**EXERCISE INSTRUCTIONS:** Reproduce each record exactly.

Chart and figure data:
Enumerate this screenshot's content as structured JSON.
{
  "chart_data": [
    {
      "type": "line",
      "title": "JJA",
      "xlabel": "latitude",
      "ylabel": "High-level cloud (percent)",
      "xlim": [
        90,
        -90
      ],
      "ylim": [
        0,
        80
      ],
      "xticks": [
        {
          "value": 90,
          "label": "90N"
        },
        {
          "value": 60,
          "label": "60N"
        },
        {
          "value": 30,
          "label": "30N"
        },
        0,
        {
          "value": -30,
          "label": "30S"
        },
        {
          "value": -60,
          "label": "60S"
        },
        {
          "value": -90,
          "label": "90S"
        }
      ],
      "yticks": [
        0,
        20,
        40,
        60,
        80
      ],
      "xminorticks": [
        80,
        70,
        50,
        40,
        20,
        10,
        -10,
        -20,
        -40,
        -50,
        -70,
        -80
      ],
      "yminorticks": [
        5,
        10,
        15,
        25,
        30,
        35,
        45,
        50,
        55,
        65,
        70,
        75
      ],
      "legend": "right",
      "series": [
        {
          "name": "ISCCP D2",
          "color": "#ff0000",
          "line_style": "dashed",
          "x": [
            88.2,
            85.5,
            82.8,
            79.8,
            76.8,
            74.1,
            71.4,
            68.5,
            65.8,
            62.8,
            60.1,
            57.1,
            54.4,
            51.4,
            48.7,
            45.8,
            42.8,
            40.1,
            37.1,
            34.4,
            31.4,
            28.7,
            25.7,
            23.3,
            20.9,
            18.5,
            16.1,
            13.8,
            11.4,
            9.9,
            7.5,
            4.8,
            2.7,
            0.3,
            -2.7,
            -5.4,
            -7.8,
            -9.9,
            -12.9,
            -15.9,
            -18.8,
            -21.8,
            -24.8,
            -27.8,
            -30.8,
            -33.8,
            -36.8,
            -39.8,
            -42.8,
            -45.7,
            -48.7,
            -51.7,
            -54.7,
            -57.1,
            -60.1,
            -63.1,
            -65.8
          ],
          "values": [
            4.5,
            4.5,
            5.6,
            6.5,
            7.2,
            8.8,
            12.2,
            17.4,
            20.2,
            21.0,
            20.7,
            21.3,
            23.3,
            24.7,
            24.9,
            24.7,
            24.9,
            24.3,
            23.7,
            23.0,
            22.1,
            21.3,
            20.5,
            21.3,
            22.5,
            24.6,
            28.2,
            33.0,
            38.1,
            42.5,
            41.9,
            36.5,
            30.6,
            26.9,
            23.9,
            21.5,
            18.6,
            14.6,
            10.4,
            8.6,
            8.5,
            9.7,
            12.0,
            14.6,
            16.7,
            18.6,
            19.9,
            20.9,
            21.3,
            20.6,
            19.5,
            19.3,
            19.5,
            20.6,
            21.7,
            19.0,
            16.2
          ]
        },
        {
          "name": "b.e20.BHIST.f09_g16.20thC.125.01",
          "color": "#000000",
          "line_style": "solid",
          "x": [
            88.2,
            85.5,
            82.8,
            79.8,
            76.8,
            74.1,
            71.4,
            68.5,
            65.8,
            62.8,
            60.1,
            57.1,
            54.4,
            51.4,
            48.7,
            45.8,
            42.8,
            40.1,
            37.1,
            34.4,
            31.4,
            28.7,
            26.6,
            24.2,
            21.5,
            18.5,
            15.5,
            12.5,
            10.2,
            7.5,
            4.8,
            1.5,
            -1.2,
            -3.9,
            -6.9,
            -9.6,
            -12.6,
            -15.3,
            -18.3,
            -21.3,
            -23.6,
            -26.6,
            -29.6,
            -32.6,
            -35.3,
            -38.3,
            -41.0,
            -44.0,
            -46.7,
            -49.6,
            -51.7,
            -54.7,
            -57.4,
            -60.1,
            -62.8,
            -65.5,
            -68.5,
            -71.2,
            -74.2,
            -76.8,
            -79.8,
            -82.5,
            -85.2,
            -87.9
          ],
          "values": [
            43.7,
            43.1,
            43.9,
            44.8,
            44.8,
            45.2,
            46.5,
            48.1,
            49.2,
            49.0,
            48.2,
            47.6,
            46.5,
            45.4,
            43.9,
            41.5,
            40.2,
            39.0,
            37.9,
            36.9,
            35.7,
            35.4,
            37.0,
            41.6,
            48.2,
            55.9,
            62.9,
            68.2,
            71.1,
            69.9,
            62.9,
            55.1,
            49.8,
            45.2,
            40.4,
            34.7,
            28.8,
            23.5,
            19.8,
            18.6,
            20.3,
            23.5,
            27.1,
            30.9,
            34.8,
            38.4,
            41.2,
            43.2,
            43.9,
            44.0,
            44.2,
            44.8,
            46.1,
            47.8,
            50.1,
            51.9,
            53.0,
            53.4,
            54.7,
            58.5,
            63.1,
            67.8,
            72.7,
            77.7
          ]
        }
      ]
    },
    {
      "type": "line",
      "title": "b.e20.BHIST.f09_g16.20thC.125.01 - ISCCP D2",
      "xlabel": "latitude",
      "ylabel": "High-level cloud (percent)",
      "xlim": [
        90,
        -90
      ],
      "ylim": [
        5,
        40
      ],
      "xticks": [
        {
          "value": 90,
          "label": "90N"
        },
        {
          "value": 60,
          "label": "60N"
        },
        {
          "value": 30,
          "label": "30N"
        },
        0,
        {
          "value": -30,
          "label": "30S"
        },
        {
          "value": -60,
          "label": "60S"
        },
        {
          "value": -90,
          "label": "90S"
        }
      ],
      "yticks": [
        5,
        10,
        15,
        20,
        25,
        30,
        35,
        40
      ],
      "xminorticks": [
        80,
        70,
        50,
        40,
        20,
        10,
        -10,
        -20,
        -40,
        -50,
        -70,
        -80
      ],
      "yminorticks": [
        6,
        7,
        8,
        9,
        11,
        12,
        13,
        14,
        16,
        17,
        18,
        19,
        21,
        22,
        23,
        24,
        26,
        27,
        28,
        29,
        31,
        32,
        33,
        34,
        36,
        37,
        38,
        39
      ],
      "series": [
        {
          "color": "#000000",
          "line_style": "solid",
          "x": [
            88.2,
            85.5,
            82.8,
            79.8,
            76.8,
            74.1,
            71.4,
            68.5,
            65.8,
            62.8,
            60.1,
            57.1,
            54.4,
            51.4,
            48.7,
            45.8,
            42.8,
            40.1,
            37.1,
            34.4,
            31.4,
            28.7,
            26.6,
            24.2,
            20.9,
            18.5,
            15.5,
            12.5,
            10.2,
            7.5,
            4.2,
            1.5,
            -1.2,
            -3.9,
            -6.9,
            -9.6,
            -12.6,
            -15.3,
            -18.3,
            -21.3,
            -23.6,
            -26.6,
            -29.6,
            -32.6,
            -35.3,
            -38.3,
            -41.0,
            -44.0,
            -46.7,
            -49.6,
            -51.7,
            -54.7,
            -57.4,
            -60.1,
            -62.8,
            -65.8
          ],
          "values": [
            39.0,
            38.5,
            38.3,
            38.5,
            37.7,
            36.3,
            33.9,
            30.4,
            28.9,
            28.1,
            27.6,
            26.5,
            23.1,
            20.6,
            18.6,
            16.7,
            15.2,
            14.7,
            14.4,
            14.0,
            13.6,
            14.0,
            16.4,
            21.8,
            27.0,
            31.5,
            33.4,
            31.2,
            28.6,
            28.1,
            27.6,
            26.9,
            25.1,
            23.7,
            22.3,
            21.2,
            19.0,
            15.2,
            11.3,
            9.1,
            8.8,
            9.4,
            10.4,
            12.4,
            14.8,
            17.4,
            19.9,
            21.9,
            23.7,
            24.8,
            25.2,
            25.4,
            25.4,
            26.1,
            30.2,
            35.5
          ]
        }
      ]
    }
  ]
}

**CORRECT OUTPUT:**
Enumerate this screenshot's content as structured JSON.
{
  "chart_data": [
    {
      "type": "line",
      "title": "JJA",
      "xlabel": "latitude",
      "ylabel": "High-level cloud (percent)",
      "xlim": [
        90,
        -90
      ],
      "ylim": [
        0,
        80
      ],
      "xticks": [
        {
          "value": 90,
          "label": "90N"
        },
        {
          "value": 60,
          "label": "60N"
        },
        {
          "value": 30,
          "label": "30N"
        },
        0,
        {
          "value": -30,
          "label": "30S"
        },
        {
          "value": -60,
          "label": "60S"
        },
        {
          "value": -90,
          "label": "90S"
        }
      ],
      "yticks": [
        0,
        20,
        40,
        60,
        80
      ],
      "xminorticks": [
        80,
        70,
        50,
        40,
        20,
        10,
        -10,
        -20,
        -40,
        -50,
        -70,
        -80
      ],
      "yminorticks": [
        5,
        10,
        15,
        25,
        30,
        35,
        45,
        50,
        55,
        65,
        70,
        75
      ],
      "legend": "right",
      "series": [
        {
          "name": "ISCCP D2",
          "color": "#ff0000",
          "line_style": "dashed",
          "x": [
            88.2,
            85.5,
            82.8,
            79.8,
            76.8,
            74.1,
            71.4,
            68.5,
            65.8,
            62.8,
            60.1,
            57.1,
            54.4,
            51.4,
            48.7,
            45.8,
            42.8,
            40.1,
            37.1,
            34.4,
            31.4,
            28.7,
            25.7,
            23.3,
            20.9,
            18.5,
            16.1,
            13.8,
            11.4,
            9.9,
            7.5,
            4.8,
            2.7,
            0.3,
            -2.7,
            -5.4,
            -7.8,
            -9.9,
            -12.9,
            -15.9,
            -18.8,
            -21.8,
            -24.8,
            -27.8,
            -30.8,
            -33.8,
            -36.8,
            -39.8,
            -42.8,
            -45.7,
            -48.7,
            -51.7,
            -54.7,
            -57.1,
            -60.1,
            -63.1,
            -65.8
          ],
          "values": [
            4.5,
            4.5,
            5.6,
            6.5,
            7.2,
            8.8,
            12.2,
            17.4,
            20.2,
            21.0,
            20.7,
            21.3,
            23.3,
            24.7,
            24.9,
            24.7,
            24.9,
            24.3,
            23.7,
            23.0,
            22.1,
            21.3,
            20.5,
            21.3,
            22.5,
            24.6,
            28.2,
            33.0,
            38.1,
            42.5,
            41.9,
            36.5,
            30.6,
            26.9,
            23.9,
            21.5,
            18.6,
            14.6,
            10.4,
            8.6,
            8.5,
            9.7,
            12.0,
            14.6,
            16.7,
            18.6,
            19.9,
            20.9,
            21.3,
            20.6,
            19.5,
            19.3,
            19.5,
            20.6,
            21.7,
            19.0,
            16.2
          ]
        },
        {
          "name": "b.e20.BHIST.f09_g16.20thC.125.01",
          "color": "#000000",
          "line_style": "solid",
          "x": [
            88.2,
            85.5,
            82.8,
            79.8,
            76.8,
            74.1,
            71.4,
            68.5,
            65.8,
            62.8,
            60.1,
            57.1,
            54.4,
            51.4,
            48.7,
            45.8,
            42.8,
            40.1,
            37.1,
            34.4,
            31.4,
            28.7,
            26.6,
            24.2,
            21.5,
            18.5,
            15.5,
            12.5,
            10.2,
            7.5,
            4.8,
            1.5,
            -1.2,
            -3.9,
            -6.9,
            -9.6,
            -12.6,
            -15.3,
            -18.3,
            -21.3,
            -23.6,
            -26.6,
            -29.6,
            -32.6,
            -35.3,
            -38.3,
            -41.0,
            -44.0,
            -46.7,
            -49.6,
            -51.7,
            -54.7,
            -57.4,
            -60.1,
            -62.8,
            -65.5,
            -68.5,
            -71.2,
            -74.2,
            -76.8,
            -79.8,
            -82.5,
            -85.2,
            -87.9
          ],
          "values": [
            43.7,
            43.1,
            43.9,
            44.8,
            44.8,
            45.2,
            46.5,
            48.1,
            49.2,
            49.0,
            48.2,
            47.6,
            46.5,
            45.4,
            43.9,
            41.5,
            40.2,
            39.0,
            37.9,
            36.9,
            35.7,
            35.4,
            37.0,
            41.6,
            48.2,
            55.9,
            62.9,
            68.2,
            71.1,
            69.9,
            62.9,
            55.1,
            49.8,
            45.2,
            40.4,
            34.7,
            28.8,
            23.5,
            19.8,
            18.6,
            20.3,
            23.5,
            27.1,
            30.9,
            34.8,
            38.4,
            41.2,
            43.2,
            43.9,
            44.0,
            44.2,
            44.8,
            46.1,
            47.8,
            50.1,
            51.9,
            53.0,
            53.4,
            54.7,
            58.5,
            63.1,
            67.8,
            72.7,
            77.7
          ]
        }
      ]
    },
    {
      "type": "line",
      "title": "b.e20.BHIST.f09_g16.20thC.125.01 - ISCCP D2",
      "xlabel": "latitude",
      "ylabel": "High-level cloud (percent)",
      "xlim": [
        90,
        -90
      ],
      "ylim": [
        5,
        40
      ],
      "xticks": [
        {
          "value": 90,
          "label": "90N"
        },
        {
          "value": 60,
          "label": "60N"
        },
        {
          "value": 30,
          "label": "30N"
        },
        0,
        {
          "value": -30,
          "label": "30S"
        },
        {
          "value": -60,
          "label": "60S"
        },
        {
          "value": -90,
          "label": "90S"
        }
      ],
      "yticks": [
        5,
        10,
        15,
        20,
        25,
        30,
        35,
        40
      ],
      "xminorticks": [
        80,
        70,
        50,
        40,
        20,
        10,
        -10,
        -20,
        -40,
        -50,
        -70,
        -80
      ],
      "yminorticks": [
        6,
        7,
        8,
        9,
        11,
        12,
        13,
        14,
        16,
        17,
        18,
        19,
        21,
        22,
        23,
        24,
        26,
        27,
        28,
        29,
        31,
        32,
        33,
        34,
        36,
        37,
        38,
        39
      ],
      "series": [
        {
          "color": "#000000",
          "line_style": "solid",
          "x": [
            88.2,
            85.5,
            82.8,
            79.8,
            76.8,
            74.1,
            71.4,
            68.5,
            65.8,
            62.8,
            60.1,
            57.1,
            54.4,
            51.4,
            48.7,
            45.8,
            42.8,
            40.1,
            37.1,
            34.4,
            31.4,
            28.7,
            26.6,
            24.2,
            20.9,
            18.5,
            15.5,
            12.5,
            10.2,
            7.5,
            4.2,
            1.5,
            -1.2,
            -3.9,
            -6.9,
            -9.6,
            -12.6,
            -15.3,
            -18.3,
            -21.3,
            -23.6,
            -26.6,
            -29.6,
            -32.6,
            -35.3,
            -38.3,
            -41.0,
            -44.0,
            -46.7,
            -49.6,
            -51.7,
            -54.7,
            -57.4,
            -60.1,
            -62.8,
            -65.8
          ],
          "values": [
            39.0,
            38.5,
            38.3,
            38.5,
            37.7,
            36.3,
            33.9,
            30.4,
            28.9,
            28.1,
            27.6,
            26.5,
            23.1,
            20.6,
            18.6,
            16.7,
            15.2,
            14.7,
            14.4,
            14.0,
            13.6,
            14.0,
            16.4,
            21.8,
            27.0,
            31.5,
            33.4,
            31.2,
            28.6,
            28.1,
            27.6,
            26.9,
            25.1,
            23.7,
            22.3,
            21.2,
            19.0,
            15.2,
            11.3,
            9.1,
            8.8,
            9.4,
            10.4,
            12.4,
            14.8,
            17.4,
            19.9,
            21.9,
            23.7,
            24.8,
            25.2,
            25.4,
            25.4,
            26.1,
            30.2,
            35.5
          ]
        }
      ]
    }
  ]
}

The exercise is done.